> **What to produce**
Reproduce the following lines verbatim: begin at the line that contains "scrollbar-thumb[interactable] (1247, 399, 1255, 745)" and stop after the line that contains "page-title: Query (82, 10, 149, 36)".

Bounding box entries
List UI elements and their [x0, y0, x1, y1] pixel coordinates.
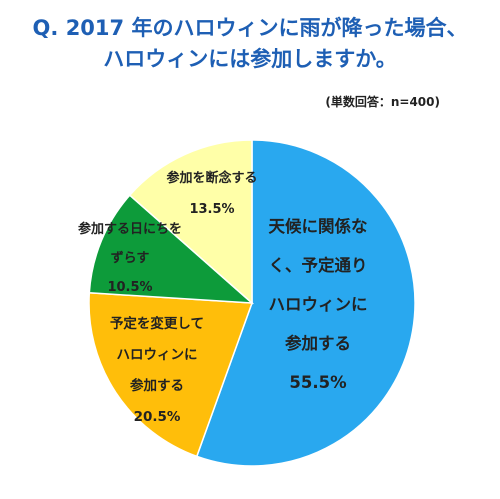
pie-category-label-weather-regardless: 参加する [285, 333, 351, 353]
pie-value-label-weather-regardless: 55.5% [289, 373, 347, 392]
chart-title-line-2: ハロウィンには参加しますか。 [103, 47, 397, 71]
sample-size-note: (単数回答：n=400) [325, 95, 440, 109]
pie-slice-give-up [128, 139, 253, 305]
pie-slices [88, 139, 416, 467]
pie-labels: 天候に関係なく、予定通りハロウィンに参加する55.5%予定を変更してハロウィンに… [78, 170, 368, 425]
pie-value-label-shift-date: 10.5% [107, 280, 152, 295]
pie-value-label-change-plans: 20.5% [134, 409, 181, 425]
pie-category-label-change-plans: 参加する [130, 377, 184, 394]
pie-category-label-change-plans: 予定を変更して [110, 315, 204, 332]
chart-title-line-1: Q. 2017 年のハロウィンに雨が降った場合、 [32, 16, 468, 40]
pie-slice-shift-date [88, 194, 255, 304]
pie-category-label-shift-date: ずらす [111, 250, 150, 266]
pie-category-label-shift-date: 参加する日にちを [78, 221, 182, 237]
pie-slice-change-plans [88, 291, 254, 458]
pie-slice-weather-regardless [195, 139, 416, 467]
pie-category-label-change-plans: ハロウィンに [117, 347, 198, 363]
pie-category-label-give-up: 参加を断念する [166, 170, 257, 186]
pie-category-label-weather-regardless: 天候に関係な [269, 216, 368, 236]
pie-category-label-weather-regardless: く、予定通り [269, 255, 368, 275]
pie-category-label-weather-regardless: ハロウィンに [269, 295, 368, 314]
pie-value-label-give-up: 13.5% [189, 202, 234, 217]
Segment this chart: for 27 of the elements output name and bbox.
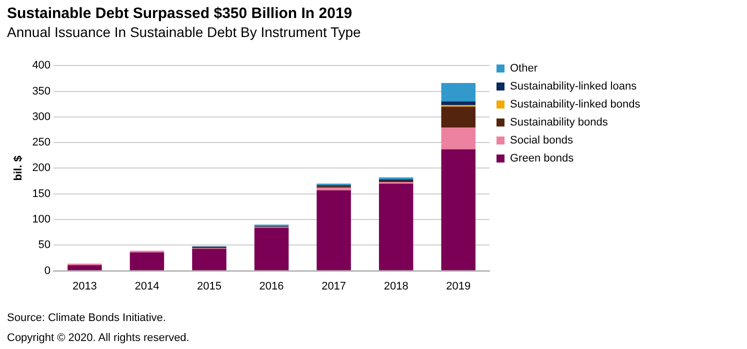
x-tick-label: 2018 [384,280,408,292]
x-tick-label: 2013 [72,280,97,292]
legend-label: Sustainability bonds [510,116,608,129]
y-tick-label: 300 [32,110,51,123]
x-tick-label: 2014 [134,280,160,292]
y-tick-label: 0 [44,264,51,277]
x-tick-label: 2016 [259,280,284,292]
y-tick-label: 350 [32,85,51,98]
y-tick-label: 150 [32,188,51,200]
text: Copyright © 2020. All rights reserved. [7,331,190,346]
y-tick-label: 50 [38,239,51,252]
y-tick-label: 100 [32,214,51,226]
x-tick-label: 2019 [446,280,471,292]
y-tick-label: 250 [32,136,51,149]
x-tick-label: 2015 [197,280,222,292]
y-tick-label: 200 [32,162,51,174]
y-tick-label: 400 [32,60,51,72]
chart-title: Sustainable Debt Surpassed $350 Billion In 2019 [7,5,352,22]
legend-label: Other [510,62,538,75]
chart-subtitle: Annual Issuance In Sustainable Debt By Instrument Type [7,24,361,40]
legend-label: Sustainability-linked bonds [510,98,641,111]
y-axis-title: bil. $ [12,156,25,181]
x-tick-label: 2017 [322,280,346,292]
source-note: Source: Climate Bonds Initiative. [7,311,167,326]
legend-label: Sustainability-linked loans [510,80,638,93]
legend-label: Social bonds [510,134,574,147]
legend-label: Green bonds [510,152,574,165]
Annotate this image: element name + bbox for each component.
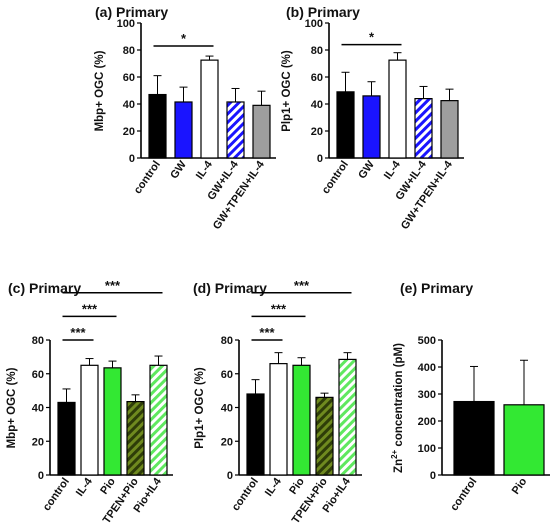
category-label: IL-4 (382, 158, 404, 182)
y-axis-label: Mbp+ OGC (%) (6, 367, 18, 448)
significance-label: *** (294, 278, 310, 293)
significance-label: *** (82, 301, 98, 316)
y-axis-label: Plp1+ OGC (%) (194, 367, 206, 449)
y-tick-label: 80 (32, 335, 44, 347)
bar-control (57, 401, 76, 476)
bar-Pio+IL4 (149, 364, 168, 476)
category-label: IL-4 (194, 158, 216, 182)
bar-IL-4 (388, 59, 407, 159)
bar-GW (174, 101, 193, 159)
bar-GW+IL-4 (414, 97, 433, 159)
y-tick-label: 300 (418, 389, 436, 401)
bar-IL-4 (269, 363, 288, 476)
chart-title: (c) Primary (8, 280, 81, 296)
y-tick-label: 40 (311, 99, 323, 111)
chart-0: (a) Primary 0 20 40 60 80 100 Mbp+ OGC (%) contr… (94, 4, 276, 232)
y-tick-label: 20 (221, 436, 233, 448)
category-label: Pio (98, 476, 118, 497)
y-tick-label: 0 (430, 470, 436, 482)
category-label: GW (168, 158, 189, 181)
y-tick-label: 200 (418, 416, 436, 428)
bar-IL-4 (200, 59, 219, 159)
y-tick-label: 100 (117, 18, 135, 30)
bar-Pio (292, 364, 311, 476)
y-axis-label: Zn2+ concentration (pM) (390, 343, 405, 473)
chart-2: (c) Primary 0 20 40 60 80 Mbp+ OGC (%) control I… (6, 278, 173, 525)
bar-TPEN+Pio (126, 400, 145, 476)
significance-label: * (369, 30, 375, 45)
chart-3: (d) Primary 0 20 40 60 80 Plp1+ OGC (%) control… (193, 278, 362, 525)
y-tick-label: 20 (32, 436, 44, 448)
y-tick-label: 100 (305, 18, 323, 30)
y-tick-label: 500 (418, 335, 436, 347)
category-label: Pio (510, 476, 530, 497)
y-tick-label: 80 (311, 45, 323, 57)
chart-1: (b) Primary 0 20 40 60 80 100 Plp1+ OGC (%) cont… (281, 4, 464, 232)
y-tick-label: 20 (123, 126, 135, 138)
y-tick-label: 60 (123, 72, 135, 84)
chart-title: (e) Primary (400, 280, 473, 296)
bar-Pio (503, 404, 545, 476)
y-axis-label: Plp1+ OGC (%) (281, 50, 293, 132)
y-tick-label: 80 (123, 45, 135, 57)
bar-control (453, 400, 495, 476)
bar-control (148, 93, 167, 159)
y-axis-label: Mbp+ OGC (%) (94, 50, 106, 131)
category-label: control (132, 159, 163, 196)
category-label: control (41, 476, 72, 513)
category-label: Pio (287, 476, 307, 497)
y-tick-label: 60 (221, 369, 233, 381)
bar-GW+TPEN+IL-4 (440, 100, 459, 159)
y-tick-label: 400 (418, 362, 436, 374)
bar-TPEN+Pio (315, 396, 334, 476)
y-axis-label-sup: 2+ (390, 449, 399, 458)
category-label: GW (356, 158, 377, 181)
bar-Pio (103, 367, 122, 476)
y-tick-label: 20 (311, 126, 323, 138)
y-axis-label-rest: concentration (pM) (393, 343, 405, 450)
bar-GW+IL-4 (226, 101, 245, 159)
category-label: IL-4 (263, 475, 285, 499)
bar-control (336, 91, 355, 159)
y-tick-label: 0 (317, 153, 323, 165)
bar-control (246, 393, 265, 476)
chart-4: (e) Primary 0 100 200 300 400 500 Zn2+ concentr… (390, 280, 550, 513)
chart-title: (b) Primary (286, 4, 360, 20)
y-tick-label: 40 (123, 99, 135, 111)
y-tick-label: 0 (227, 470, 233, 482)
y-tick-label: 40 (221, 403, 233, 415)
chart-title: (d) Primary (193, 280, 267, 296)
category-label: control (320, 159, 351, 196)
category-label: IL-4 (74, 475, 96, 499)
bar-GW+TPEN+IL-4 (252, 104, 271, 159)
chart-title: (a) Primary (95, 4, 168, 20)
y-tick-label: 60 (32, 369, 44, 381)
category-label: control (448, 476, 479, 513)
bar-IL-4 (80, 364, 99, 476)
significance-label: *** (259, 325, 275, 340)
bar-Pio+IL4 (338, 358, 357, 476)
y-tick-label: 80 (221, 335, 233, 347)
bar-GW (362, 95, 381, 159)
significance-label: *** (105, 278, 121, 293)
y-tick-label: 0 (38, 470, 44, 482)
y-tick-label: 60 (311, 72, 323, 84)
significance-label: *** (271, 301, 287, 316)
y-tick-label: 100 (418, 443, 436, 455)
y-tick-label: 40 (32, 403, 44, 415)
category-label: control (230, 476, 261, 513)
y-axis-label-main: Zn (393, 459, 405, 473)
significance-label: *** (70, 325, 86, 340)
significance-label: * (181, 31, 187, 46)
y-tick-label: 0 (129, 153, 135, 165)
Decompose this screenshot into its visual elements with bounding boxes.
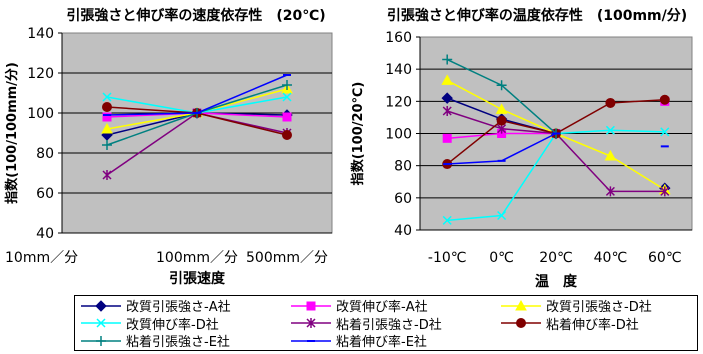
y-tick-label: 120	[385, 94, 412, 110]
x-axis-title: 引張速度	[169, 270, 226, 287]
legend-item: 粘着伸び率-D社	[499, 315, 639, 333]
y-tick-label: 60	[36, 186, 54, 202]
data-point	[605, 97, 616, 108]
legend-swatch	[81, 318, 121, 328]
legend-swatch	[291, 301, 331, 310]
data-point	[497, 210, 507, 221]
temperature-chart: 引張強さと伸び率の温度依存性 (100mm/分) 40 60 80 100 120 140 1…	[350, 7, 693, 290]
legend: 改質引張強さ-A社 改質伸び率-A社 改質引張強さ-D社 改質伸び率-D社 粘着引張強さ…	[74, 295, 698, 351]
x-tick-label: 500mm／分	[246, 250, 328, 266]
legend-marker	[515, 299, 527, 310]
data-point	[659, 94, 670, 105]
y-tick-label: 80	[394, 159, 412, 175]
data-point	[660, 127, 670, 137]
data-point	[101, 122, 113, 134]
x-tick-label: 60℃	[648, 250, 682, 266]
y-tick-label: 80	[36, 146, 54, 162]
legend-swatch	[501, 318, 541, 328]
series-8	[103, 74, 291, 116]
speed-chart: 引張強さと伸び率の速度依存性 (20℃) 40 60 80 100 120 140 10mm／…	[4, 7, 333, 287]
legend-marker	[516, 318, 526, 328]
data-point	[102, 140, 112, 150]
legend-item: 改質伸び率-A社	[289, 297, 428, 315]
legend-swatch	[291, 318, 331, 328]
y-axis-title: 指数(100/100mm/分)	[4, 62, 20, 204]
y-tick-label: 40	[36, 226, 54, 242]
legend-item: 粘着引張強さ-D社	[289, 315, 442, 333]
data-point	[102, 92, 112, 102]
data-point	[496, 115, 507, 126]
data-point	[102, 112, 112, 122]
legend-label: 粘着引張強さ-D社	[336, 317, 442, 333]
x-tick-label: 10mm／分	[5, 250, 78, 266]
legend-marker	[306, 318, 316, 328]
data-point	[496, 80, 507, 91]
y-tick-label: 140	[385, 62, 412, 78]
data-point	[442, 54, 453, 65]
legend-marker	[306, 301, 316, 310]
charts-canvas: 引張強さと伸び率の速度依存性 (20℃) 40 60 80 100 120 140 10mm／…	[4, 7, 693, 290]
data-point	[282, 130, 292, 140]
legend-label: 改質伸び率-D社	[126, 317, 219, 333]
y-tick-label: 100	[27, 106, 54, 122]
legend-item: 改質引張強さ-D社	[499, 297, 652, 315]
legend-item: 粘着伸び率-E社	[289, 332, 427, 350]
legend-swatch	[81, 299, 121, 312]
data-point	[605, 125, 615, 135]
y-tick-label: 100	[385, 127, 412, 143]
y-tick-label: 160	[385, 30, 412, 46]
legend-label: 改質伸び率-A社	[336, 300, 428, 315]
data-point	[442, 133, 452, 143]
y-tick-label: 60	[394, 191, 412, 207]
data-point	[604, 149, 617, 161]
x-tick-label: 40℃	[594, 250, 628, 266]
legend-item: 改質引張強さ-A社	[79, 297, 231, 315]
y-axis-title: 指数(100/20℃)	[350, 82, 366, 186]
data-point	[282, 80, 292, 90]
x-tick-label: -10℃	[428, 250, 467, 266]
y-tick-label: 140	[27, 26, 54, 42]
data-point	[441, 92, 453, 104]
data-point	[102, 170, 112, 180]
legend-marker	[96, 318, 106, 328]
data-point	[605, 186, 615, 197]
legend-item: 改質伸び率-D社	[79, 315, 219, 333]
legend-label: 粘着伸び率-E社	[336, 335, 427, 350]
legend-label: 粘着引張強さ-E社	[126, 335, 230, 350]
legend-label: 改質引張強さ-D社	[546, 300, 652, 315]
legend-marker	[95, 299, 107, 312]
x-tick-label: 0℃	[489, 250, 514, 266]
legend-label: 改質引張強さ-A社	[126, 300, 231, 315]
y-tick-label: 120	[27, 66, 54, 82]
series-8	[443, 132, 669, 166]
legend-swatch	[291, 339, 331, 342]
data-point	[441, 74, 454, 85]
legend-swatch	[81, 335, 121, 346]
data-point	[102, 102, 112, 112]
data-point	[282, 112, 292, 122]
data-point	[495, 103, 508, 114]
data-point	[660, 186, 670, 197]
legend-label: 粘着伸び率-D社	[546, 317, 639, 333]
legend-item: 粘着引張強さ-E社	[79, 332, 230, 350]
data-point	[442, 105, 452, 116]
x-tick-label: 100mm／分	[156, 250, 238, 266]
y-tick-label: 40	[394, 223, 412, 239]
chart-title: 引張強さと伸び率の温度依存性 (100mm/分)	[387, 7, 687, 24]
x-tick-label: 20℃	[539, 250, 573, 266]
legend-swatch	[501, 299, 541, 310]
data-point	[442, 215, 452, 225]
data-point	[282, 92, 292, 102]
x-axis-title: 温 度	[535, 273, 578, 290]
legend-marker	[96, 335, 106, 346]
chart-title: 引張強さと伸び率の速度依存性 (20℃)	[66, 7, 325, 24]
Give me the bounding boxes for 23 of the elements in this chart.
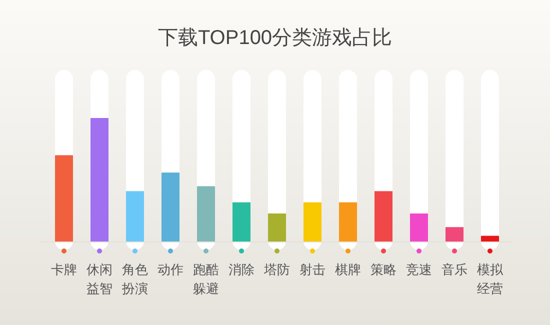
x-tick-label: 塔防 [263,262,290,277]
bar [268,213,286,242]
x-tick-label: 跑酷躲避 [193,262,219,296]
x-tick-label: 棋牌 [335,262,361,277]
bar [446,227,464,242]
bar [374,191,392,242]
x-tick-label: 休闲益智 [86,262,112,296]
x-tick-label: 模拟经营 [477,262,504,296]
bar [197,186,215,242]
bar [304,202,322,242]
x-tick-label: 角色扮演 [121,262,148,296]
bar [339,202,357,242]
x-tick-label: 射击 [300,262,326,277]
x-tick-label: 消除 [228,262,254,277]
bar [126,191,144,242]
bar [410,213,428,242]
chart-title: 下载TOP100分类游戏占比 [158,27,392,49]
bar [232,202,250,242]
x-tick-label: 策略 [370,262,396,277]
x-tick-label: 卡牌 [51,262,77,277]
x-tick-label: 音乐 [442,262,468,277]
x-tick-label: 竞速 [406,262,432,277]
x-tick-label: 动作 [158,262,184,277]
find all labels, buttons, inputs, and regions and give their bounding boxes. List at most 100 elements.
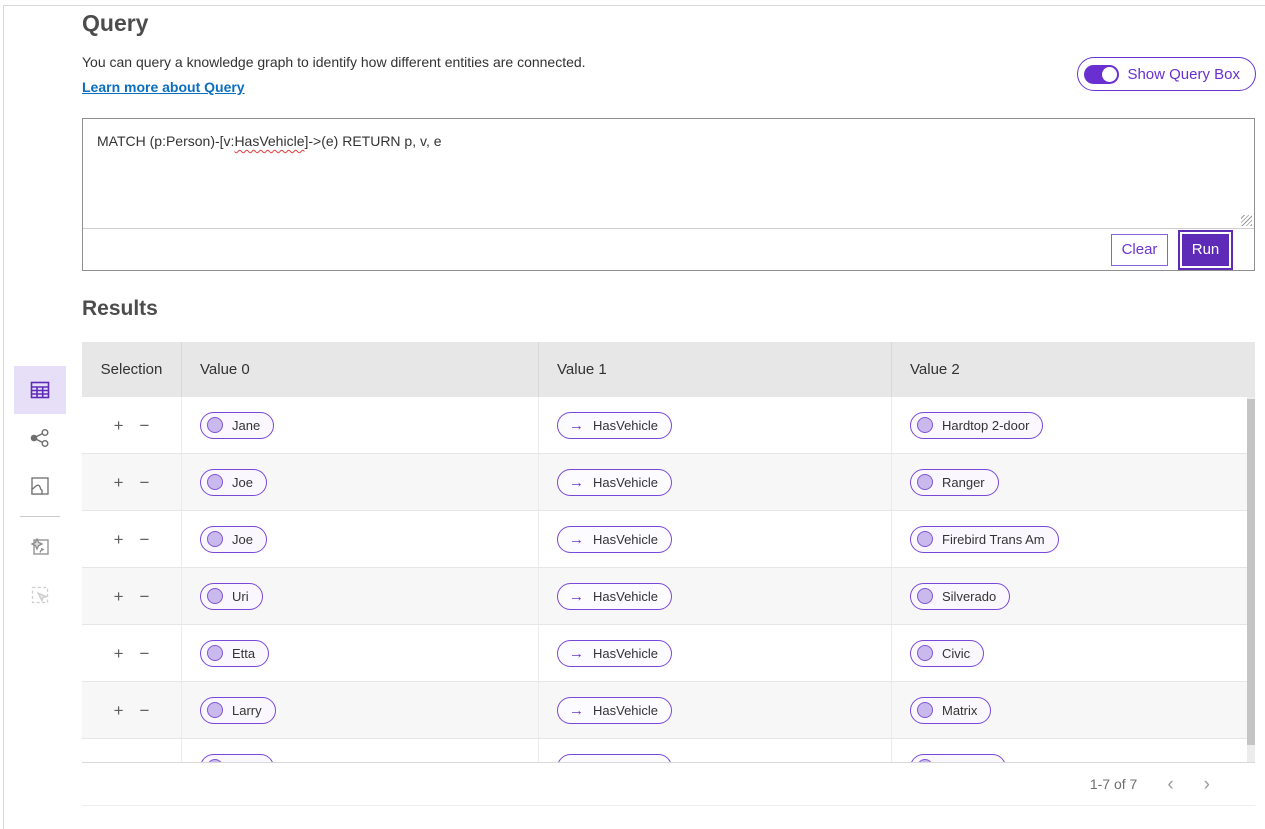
scrollbar-thumb[interactable] (1247, 399, 1255, 745)
sidebar-item-map-view[interactable] (14, 462, 66, 510)
value1-cell: → HasVehicle (538, 397, 891, 453)
remove-from-selection-button[interactable]: − (139, 529, 150, 549)
table-row: + − Joe → HasVehicle Ranger (82, 454, 1255, 511)
remove-from-selection-button[interactable]: − (139, 643, 150, 663)
entity-pill[interactable]: Joe (200, 525, 267, 553)
toggle-switch-icon[interactable] (1084, 64, 1120, 84)
value0-cell: Etta (181, 625, 538, 681)
relationship-label: HasVehicle (593, 588, 659, 604)
textarea-resize-handle[interactable] (1241, 215, 1252, 226)
remove-from-selection-button[interactable]: − (139, 700, 150, 720)
entity-icon (207, 417, 223, 433)
relationship-pill[interactable]: → HasVehicle (557, 696, 673, 724)
arrow-right-icon: → (569, 760, 584, 763)
value0-cell: Uri (181, 568, 538, 624)
value2-cell: Hardtop 2-door (891, 397, 1255, 453)
entity-pill[interactable]: Civic (910, 639, 985, 667)
selection-cell: + − (82, 454, 181, 510)
add-to-selection-button[interactable]: + (113, 586, 124, 606)
entity-pill[interactable]: Ranger (910, 468, 999, 496)
entity-label: Uri (232, 588, 249, 604)
pagination-controls: ‹ › (1167, 775, 1210, 794)
sidebar-item-link-chart-view[interactable] (14, 414, 66, 462)
previous-page-icon[interactable]: ‹ (1167, 773, 1174, 795)
results-view-sidebar (14, 366, 66, 619)
relationship-pill[interactable]: → HasVehicle (557, 525, 673, 553)
sidebar-item-table-view[interactable] (14, 366, 66, 414)
page-title: Query (82, 10, 149, 36)
query-actions-bar: Clear Run (83, 228, 1254, 270)
add-to-selection-button[interactable]: + (114, 759, 124, 763)
entity-pill[interactable]: Silverado (910, 582, 1011, 610)
add-to-selection-button[interactable]: + (113, 529, 124, 549)
relationship-label: HasVehicle (593, 474, 659, 490)
entity-icon (917, 702, 933, 718)
query-text-before: MATCH (p:Person)-[v: (97, 133, 235, 149)
entity-label: Joe (232, 531, 253, 547)
relationship-pill[interactable]: → HasVehicle (557, 582, 673, 610)
show-query-box-toggle[interactable]: Show Query Box (1077, 57, 1256, 91)
value2-cell: Firebird Trans Am (891, 511, 1255, 567)
entity-pill[interactable]: Firebird Trans Am (910, 525, 1059, 553)
selection-cell: + − (82, 511, 181, 567)
entity-pill[interactable]: Etta (200, 639, 270, 667)
table-row: + − Uri → HasVehicle Silverado (82, 568, 1255, 625)
add-to-selection-button[interactable]: + (113, 643, 124, 663)
entity-label: Ranger (942, 474, 985, 490)
entity-icon (917, 759, 933, 762)
entity-label: Hardtop 2-door (942, 417, 1030, 433)
table-body: + − Jane → HasVehicle Hardtop 2-door + − (82, 397, 1255, 762)
entity-pill[interactable]: Mustang (910, 753, 1006, 762)
results-table: Selection Value 0 Value 1 Value 2 + − Ja… (82, 342, 1255, 806)
selection-cell: + − (82, 739, 181, 763)
relationship-pill[interactable]: → HasVehicle (557, 411, 673, 439)
relationship-pill[interactable]: → HasVehicle (557, 753, 673, 763)
arrow-right-icon: → (569, 416, 584, 434)
sidebar-item-add-to-map[interactable] (14, 523, 66, 571)
add-to-selection-button[interactable]: + (113, 472, 124, 492)
value0-cell: Larry (181, 682, 538, 738)
remove-from-selection-button[interactable]: − (139, 586, 150, 606)
remove-from-selection-button[interactable]: − (139, 415, 150, 435)
run-button[interactable]: Run (1182, 233, 1229, 266)
next-page-icon[interactable]: › (1203, 773, 1210, 795)
entity-label: Civic (942, 645, 971, 661)
relationship-label: HasVehicle (593, 417, 659, 433)
entity-pill[interactable]: Matrix (910, 696, 992, 724)
remove-from-selection-button[interactable]: − (140, 759, 150, 763)
arrow-right-icon: → (569, 587, 584, 605)
add-to-selection-button[interactable]: + (113, 700, 124, 720)
add-to-map-icon (30, 537, 49, 555)
column-header-value1: Value 1 (538, 342, 891, 397)
entity-pill[interactable]: Jane (200, 753, 275, 762)
results-title: Results (82, 297, 158, 320)
entity-label: Larry (232, 702, 262, 718)
query-textarea[interactable]: MATCH (p:Person)-[v:HasVehicle]->(e) RET… (83, 119, 1254, 228)
value0-cell: Jane (181, 397, 538, 453)
link-chart-view-icon (30, 429, 49, 447)
pagination-range: 1-7 of 7 (1089, 776, 1138, 792)
value2-cell: Matrix (891, 682, 1255, 738)
table-header-row: Selection Value 0 Value 1 Value 2 (82, 342, 1255, 397)
value2-cell: Silverado (891, 568, 1255, 624)
entity-pill[interactable]: Joe (200, 468, 267, 496)
entity-pill[interactable]: Jane (200, 411, 275, 439)
entity-pill[interactable]: Hardtop 2-door (910, 411, 1044, 439)
table-scrollbar[interactable] (1247, 397, 1255, 762)
entity-icon (207, 531, 223, 547)
entity-pill[interactable]: Uri (200, 582, 263, 610)
clear-button[interactable]: Clear (1111, 233, 1168, 266)
selection-cell: + − (82, 625, 181, 681)
add-to-selection-button[interactable]: + (113, 415, 124, 435)
entity-pill[interactable]: Larry (200, 696, 276, 724)
table-row: + − Jane → HasVehicle Mustang (82, 739, 1255, 762)
arrow-right-icon: → (569, 473, 584, 491)
arrow-right-icon: → (569, 644, 584, 662)
learn-more-link[interactable]: Learn more about Query (82, 79, 245, 95)
relationship-pill[interactable]: → HasVehicle (557, 639, 673, 667)
relationship-pill[interactable]: → HasVehicle (557, 468, 673, 496)
panel-top-border (3, 5, 1265, 6)
remove-from-selection-button[interactable]: − (139, 472, 150, 492)
arrow-right-icon: → (569, 530, 584, 548)
value2-cell: Ranger (891, 454, 1255, 510)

> **Reply to the exercise**
scrollbar-thumb[interactable] (1247, 399, 1255, 745)
sidebar-item-map-view[interactable] (14, 462, 66, 510)
value1-cell: → HasVehicle (538, 397, 891, 453)
remove-from-selection-button[interactable]: − (139, 529, 150, 549)
table-row: + − Joe → HasVehicle Ranger (82, 454, 1255, 511)
remove-from-selection-button[interactable]: − (139, 643, 150, 663)
entity-pill[interactable]: Joe (200, 525, 267, 553)
toggle-switch-icon[interactable] (1084, 64, 1120, 84)
value0-cell: Etta (181, 625, 538, 681)
relationship-label: HasVehicle (593, 588, 659, 604)
textarea-resize-handle[interactable] (1241, 215, 1252, 226)
remove-from-selection-button[interactable]: − (139, 700, 150, 720)
entity-icon (207, 417, 223, 433)
relationship-pill[interactable]: → HasVehicle (557, 696, 673, 724)
arrow-right-icon: → (569, 760, 584, 763)
value0-cell: Uri (181, 568, 538, 624)
value2-cell: Hardtop 2-door (891, 397, 1255, 453)
entity-pill[interactable]: Civic (910, 639, 985, 667)
selection-cell: + − (82, 454, 181, 510)
add-to-selection-button[interactable]: + (113, 586, 124, 606)
entity-pill[interactable]: Ranger (910, 468, 999, 496)
entity-label: Uri (232, 588, 249, 604)
pagination-controls: ‹ › (1167, 775, 1210, 794)
sidebar-item-link-chart-view[interactable] (14, 414, 66, 462)
previous-page-icon[interactable]: ‹ (1167, 773, 1174, 795)
results-view-sidebar (14, 366, 66, 619)
relationship-pill[interactable]: → HasVehicle (557, 525, 673, 553)
sidebar-item-table-view[interactable] (14, 366, 66, 414)
page-title: Query (82, 10, 149, 36)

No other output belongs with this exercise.